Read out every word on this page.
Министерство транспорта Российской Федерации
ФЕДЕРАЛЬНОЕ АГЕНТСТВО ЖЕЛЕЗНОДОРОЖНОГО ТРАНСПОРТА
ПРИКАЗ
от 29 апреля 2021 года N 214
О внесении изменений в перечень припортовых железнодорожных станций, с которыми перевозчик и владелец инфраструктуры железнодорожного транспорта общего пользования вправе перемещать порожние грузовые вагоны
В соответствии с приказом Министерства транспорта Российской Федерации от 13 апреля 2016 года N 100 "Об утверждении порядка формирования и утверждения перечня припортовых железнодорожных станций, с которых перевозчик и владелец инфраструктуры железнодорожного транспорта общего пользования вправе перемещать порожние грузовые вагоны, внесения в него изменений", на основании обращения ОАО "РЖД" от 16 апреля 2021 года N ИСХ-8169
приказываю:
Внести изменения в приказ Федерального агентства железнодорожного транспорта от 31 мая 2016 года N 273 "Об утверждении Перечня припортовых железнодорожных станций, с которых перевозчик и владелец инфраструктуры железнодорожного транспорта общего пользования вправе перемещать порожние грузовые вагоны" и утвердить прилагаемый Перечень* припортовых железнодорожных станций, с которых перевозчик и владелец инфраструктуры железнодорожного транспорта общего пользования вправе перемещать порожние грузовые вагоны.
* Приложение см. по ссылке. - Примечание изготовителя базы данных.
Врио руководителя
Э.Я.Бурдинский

* [Stated problem]: Look through the entries and return every line where "утверждении" appears.

* [Correct result]:
В соответствии с приказом Министерства транспорта Российской Федерации от 13 апреля 2016 года N 100 "Об утверждении порядка формирования и утверждения перечня припортовых железнодорожных станций, с которых перевозчик и владелец инфраструктуры железнодорожного транспорта общего пользования вправе перемещать порожние грузовые вагоны, внесения в него изменений", на основании обращения ОАО "РЖД" от 16 апреля 2021 года N ИСХ-8169
Внести изменения в приказ Федерального агентства железнодорожного транспорта от 31 мая 2016 года N 273 "Об утверждении Перечня припортовых железнодорожных станций, с которых перевозчик и владелец инфраструктуры железнодорожного транспорта общего пользования вправе перемещать порожние грузовые вагоны" и утвердить прилагаемый Перечень* припортовых железнодорожных станций, с которых перевозчик и владелец инфраструктуры железнодорожного транспорта общего пользования вправе перемещать порожние грузовые вагоны.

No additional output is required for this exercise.